WHAT NEEDS TO BE DONE:
Make an exact copy of the entries below with the pictures removed.

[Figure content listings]

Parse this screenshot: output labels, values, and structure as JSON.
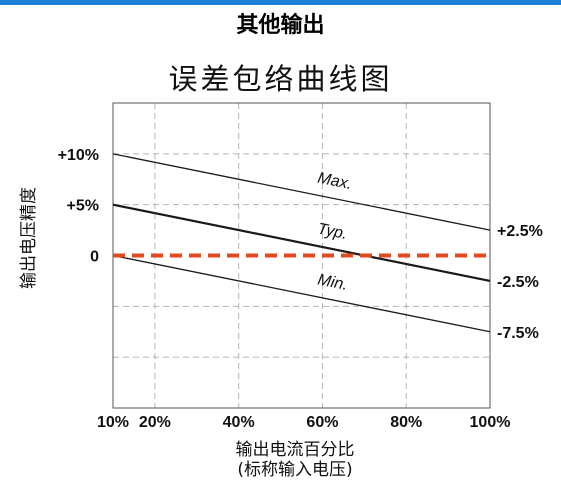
{
  "header": {
    "section_title": "其他输出",
    "accent_color": "#1e7fd6"
  },
  "chart_data": {
    "type": "line",
    "title": "误差包络曲线图",
    "xlabel": "输出电流百分比",
    "xlabel_sub": "(标称输入电压)",
    "ylabel": "输出电压精度",
    "x_ticks": [
      "10%",
      "20%",
      "40%",
      "60%",
      "80%",
      "100%"
    ],
    "y_ticks": [
      "+10%",
      "+5%",
      "0"
    ],
    "xlim": [
      10,
      100
    ],
    "ylim": [
      -15,
      15
    ],
    "grid": true,
    "series": [
      {
        "name": "Max.",
        "x": [
          10,
          100
        ],
        "y": [
          10,
          2.5
        ],
        "color": "#1a1a1a",
        "end_label": "+2.5%"
      },
      {
        "name": "Typ.",
        "x": [
          10,
          100
        ],
        "y": [
          5,
          -2.5
        ],
        "color": "#1a1a1a",
        "end_label": "-2.5%"
      },
      {
        "name": "Min.",
        "x": [
          10,
          100
        ],
        "y": [
          0,
          -7.5
        ],
        "color": "#1a1a1a",
        "end_label": "-7.5%"
      }
    ],
    "reference_line": {
      "y": 0,
      "color": "#e04a1f",
      "style": "dashed"
    }
  }
}
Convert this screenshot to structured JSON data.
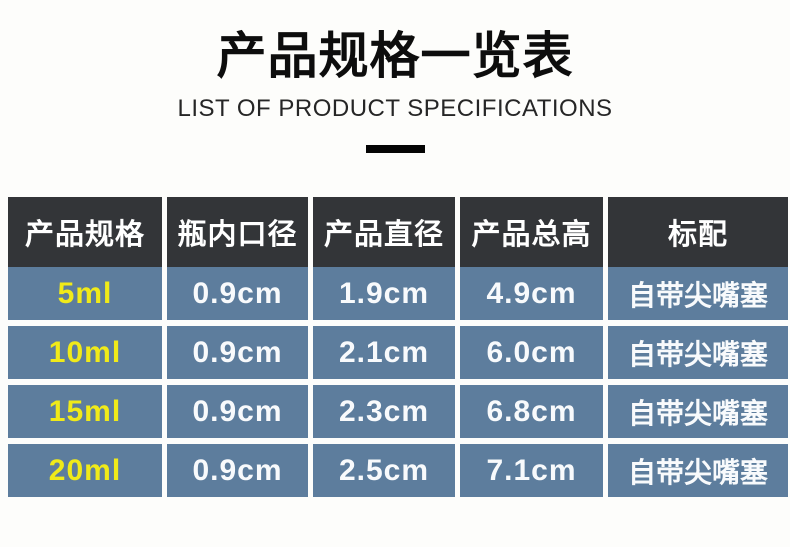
{
  "page": {
    "title": "产品规格一览表",
    "subtitle": "LIST OF PRODUCT SPECIFICATIONS"
  },
  "table": {
    "columns": [
      "产品规格",
      "瓶内口径",
      "产品直径",
      "产品总高",
      "标配"
    ],
    "rows": [
      {
        "spec": "5ml",
        "inner_diameter": "0.9cm",
        "product_diameter": "1.9cm",
        "total_height": "4.9cm",
        "standard": "自带尖嘴塞"
      },
      {
        "spec": "10ml",
        "inner_diameter": "0.9cm",
        "product_diameter": "2.1cm",
        "total_height": "6.0cm",
        "standard": "自带尖嘴塞"
      },
      {
        "spec": "15ml",
        "inner_diameter": "0.9cm",
        "product_diameter": "2.3cm",
        "total_height": "6.8cm",
        "standard": "自带尖嘴塞"
      },
      {
        "spec": "20ml",
        "inner_diameter": "0.9cm",
        "product_diameter": "2.5cm",
        "total_height": "7.1cm",
        "standard": "自带尖嘴塞"
      }
    ]
  },
  "colors": {
    "header_bg": "#333538",
    "row_bg": "#5d7d9d",
    "spec_value_text": "#f0ea19",
    "cell_text": "#ffffff",
    "title_text": "#0d0d0d",
    "divider": "#040404",
    "page_bg": "#fdfdfb"
  }
}
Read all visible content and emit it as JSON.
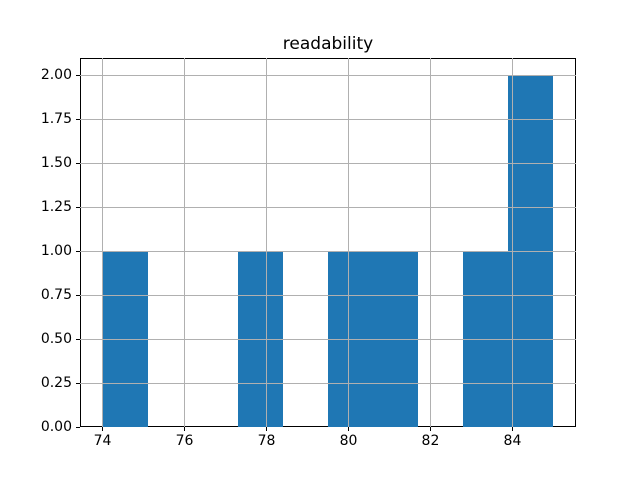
{
  "chart_data": {
    "type": "bar",
    "subtype": "histogram",
    "title": "readability",
    "xlabel": "",
    "ylabel": "",
    "bin_edges": [
      74.0,
      75.1,
      76.2,
      77.3,
      78.4,
      79.5,
      80.6,
      81.7,
      82.8,
      83.9,
      85.0
    ],
    "counts": [
      1,
      0,
      0,
      1,
      0,
      1,
      1,
      0,
      1,
      2
    ],
    "xlim": [
      73.45,
      85.55
    ],
    "ylim": [
      0,
      2.1
    ],
    "xticks": [
      74,
      76,
      78,
      80,
      82,
      84
    ],
    "xtick_labels": [
      "74",
      "76",
      "78",
      "80",
      "82",
      "84"
    ],
    "yticks": [
      0,
      0.25,
      0.5,
      0.75,
      1.0,
      1.25,
      1.5,
      1.75,
      2.0
    ],
    "ytick_labels": [
      "0.00",
      "0.25",
      "0.50",
      "0.75",
      "1.00",
      "1.25",
      "1.50",
      "1.75",
      "2.00"
    ],
    "grid": true,
    "grid_over_bars": true,
    "legend": false,
    "bar_color": "#1f77b4",
    "grid_color": "#b0b0b0",
    "axis_color": "#000000",
    "background_color": "#ffffff"
  }
}
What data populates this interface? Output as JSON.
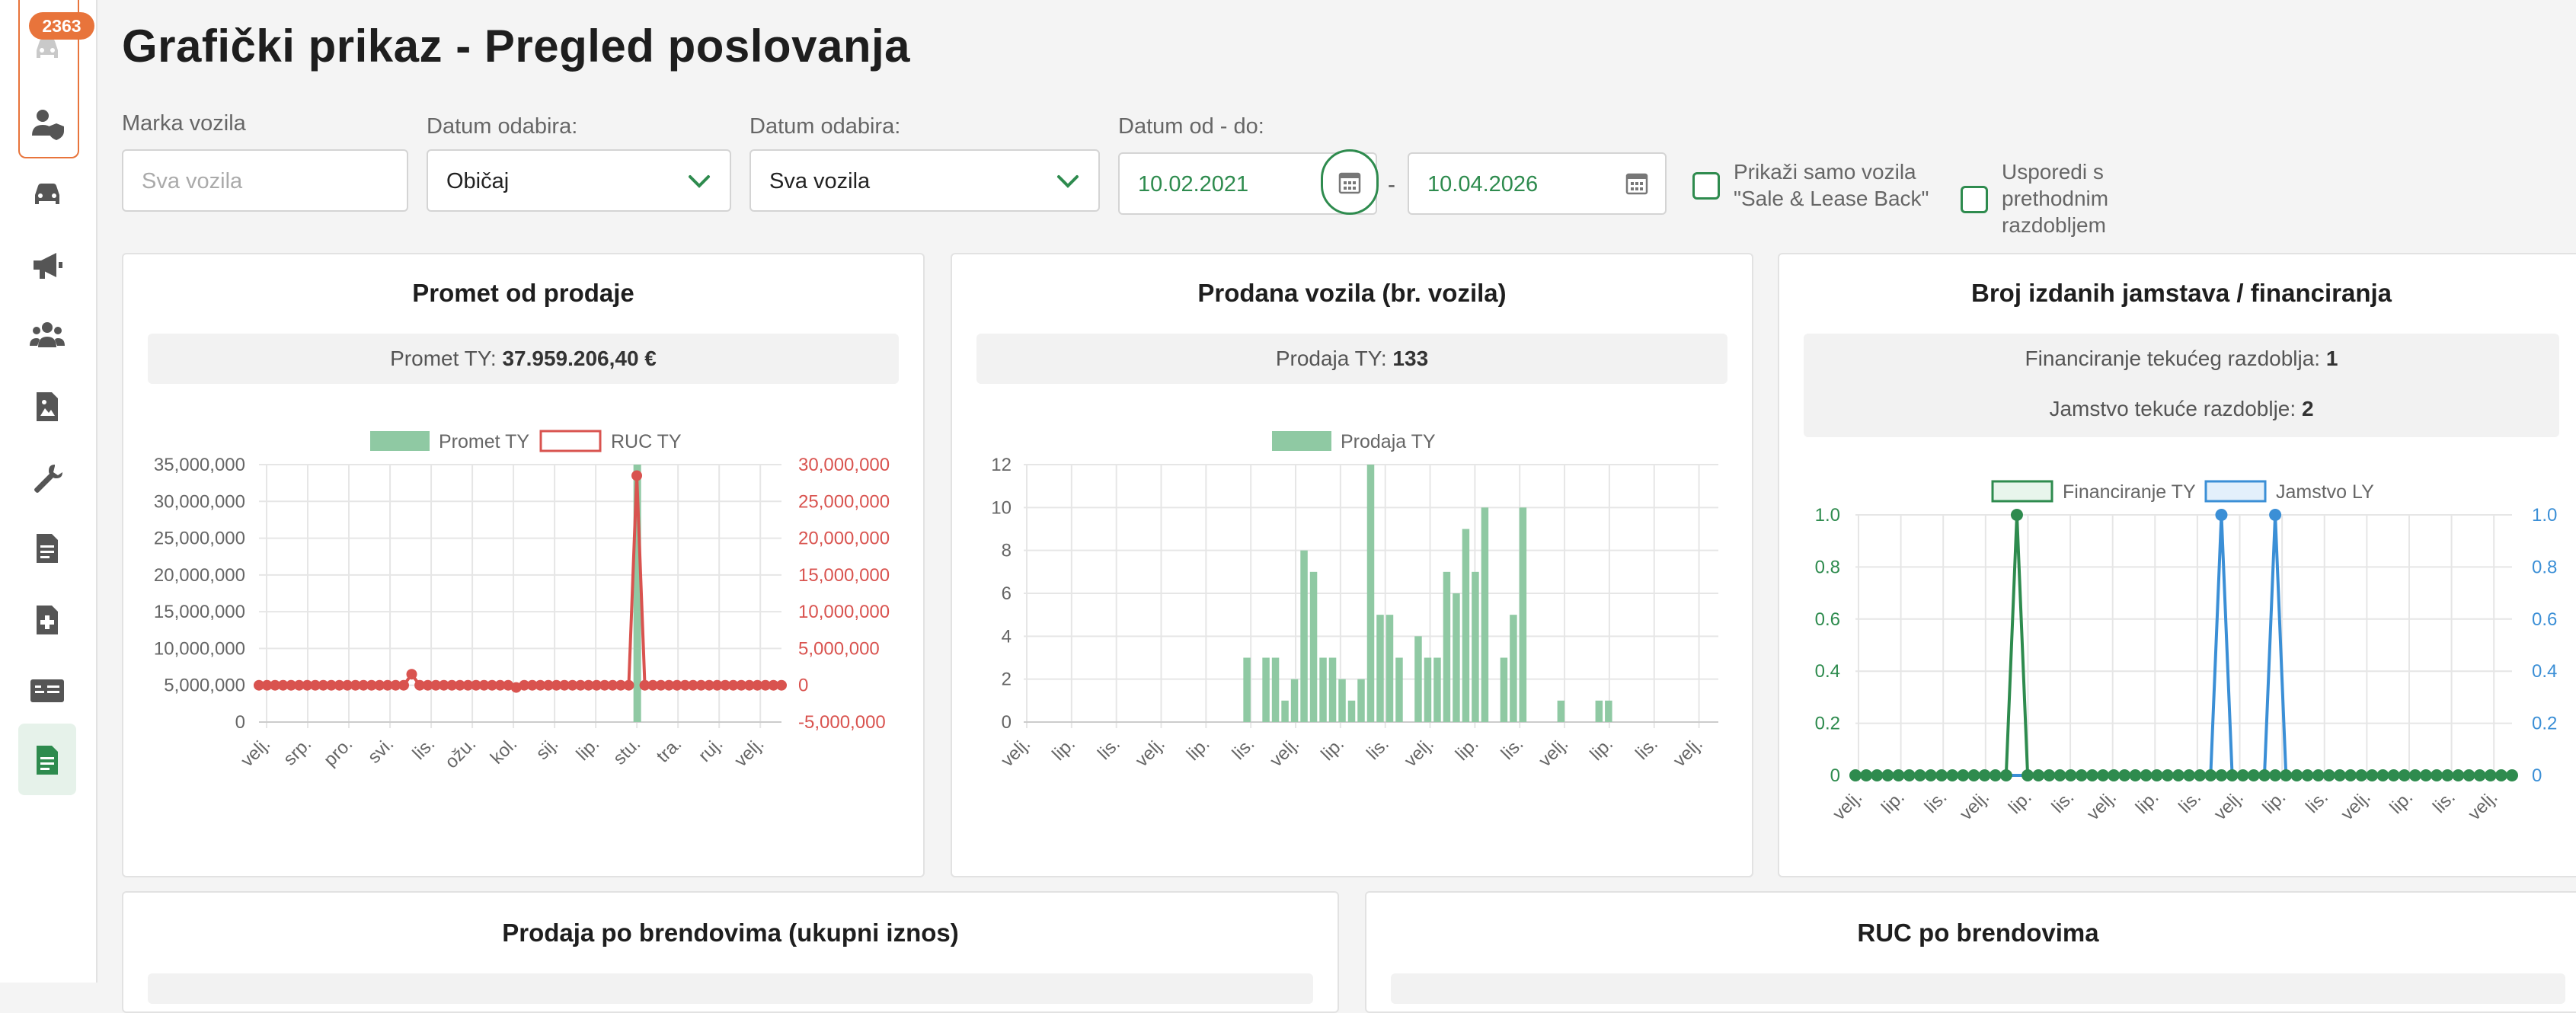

PROBLEM SOLUTION:
Parse this screenshot: output labels, values, and structure as JSON.
{
  "header": {
    "section_title": "其他输出",
    "accent_color": "#1e7fd6"
  },
  "chart_data": {
    "type": "line",
    "title": "误差包络曲线图",
    "xlabel": "输出电流百分比",
    "xlabel_sub": "(标称输入电压)",
    "ylabel": "输出电压精度",
    "x_ticks": [
      "10%",
      "20%",
      "40%",
      "60%",
      "80%",
      "100%"
    ],
    "y_ticks": [
      "+10%",
      "+5%",
      "0"
    ],
    "xlim": [
      10,
      100
    ],
    "ylim": [
      -15,
      15
    ],
    "grid": true,
    "series": [
      {
        "name": "Max.",
        "x": [
          10,
          100
        ],
        "y": [
          10,
          2.5
        ],
        "color": "#1a1a1a",
        "end_label": "+2.5%"
      },
      {
        "name": "Typ.",
        "x": [
          10,
          100
        ],
        "y": [
          5,
          -2.5
        ],
        "color": "#1a1a1a",
        "end_label": "-2.5%"
      },
      {
        "name": "Min.",
        "x": [
          10,
          100
        ],
        "y": [
          0,
          -7.5
        ],
        "color": "#1a1a1a",
        "end_label": "-7.5%"
      }
    ],
    "reference_line": {
      "y": 0,
      "color": "#e04a1f",
      "style": "dashed"
    }
  }
}
Convert this screenshot to structured JSON data.
{
  "page": {
    "title": "产品规格一览表",
    "subtitle": "LIST OF PRODUCT SPECIFICATIONS"
  },
  "table": {
    "columns": [
      "产品规格",
      "瓶内口径",
      "产品直径",
      "产品总高",
      "标配"
    ],
    "rows": [
      {
        "spec": "5ml",
        "inner_diameter": "0.9cm",
        "product_diameter": "1.9cm",
        "total_height": "4.9cm",
        "standard": "自带尖嘴塞"
      },
      {
        "spec": "10ml",
        "inner_diameter": "0.9cm",
        "product_diameter": "2.1cm",
        "total_height": "6.0cm",
        "standard": "自带尖嘴塞"
      },
      {
        "spec": "15ml",
        "inner_diameter": "0.9cm",
        "product_diameter": "2.3cm",
        "total_height": "6.8cm",
        "standard": "自带尖嘴塞"
      },
      {
        "spec": "20ml",
        "inner_diameter": "0.9cm",
        "product_diameter": "2.5cm",
        "total_height": "7.1cm",
        "standard": "自带尖嘴塞"
      }
    ]
  },
  "colors": {
    "header_bg": "#333538",
    "row_bg": "#5d7d9d",
    "spec_value_text": "#f0ea19",
    "cell_text": "#ffffff",
    "title_text": "#0d0d0d",
    "divider": "#040404",
    "page_bg": "#fdfdfb"
  }
}
Read all visible content and emit it as JSON.
{
  "chart_data": {
    "type": "bar",
    "subtype": "histogram",
    "title": "readability",
    "xlabel": "",
    "ylabel": "",
    "bin_edges": [
      74.0,
      75.1,
      76.2,
      77.3,
      78.4,
      79.5,
      80.6,
      81.7,
      82.8,
      83.9,
      85.0
    ],
    "counts": [
      1,
      0,
      0,
      1,
      0,
      1,
      1,
      0,
      1,
      2
    ],
    "xlim": [
      73.45,
      85.55
    ],
    "ylim": [
      0,
      2.1
    ],
    "xticks": [
      74,
      76,
      78,
      80,
      82,
      84
    ],
    "xtick_labels": [
      "74",
      "76",
      "78",
      "80",
      "82",
      "84"
    ],
    "yticks": [
      0,
      0.25,
      0.5,
      0.75,
      1.0,
      1.25,
      1.5,
      1.75,
      2.0
    ],
    "ytick_labels": [
      "0.00",
      "0.25",
      "0.50",
      "0.75",
      "1.00",
      "1.25",
      "1.50",
      "1.75",
      "2.00"
    ],
    "grid": true,
    "grid_over_bars": true,
    "legend": false,
    "bar_color": "#1f77b4",
    "grid_color": "#b0b0b0",
    "axis_color": "#000000",
    "background_color": "#ffffff"
  }
}
What data populates this interface? Output as JSON.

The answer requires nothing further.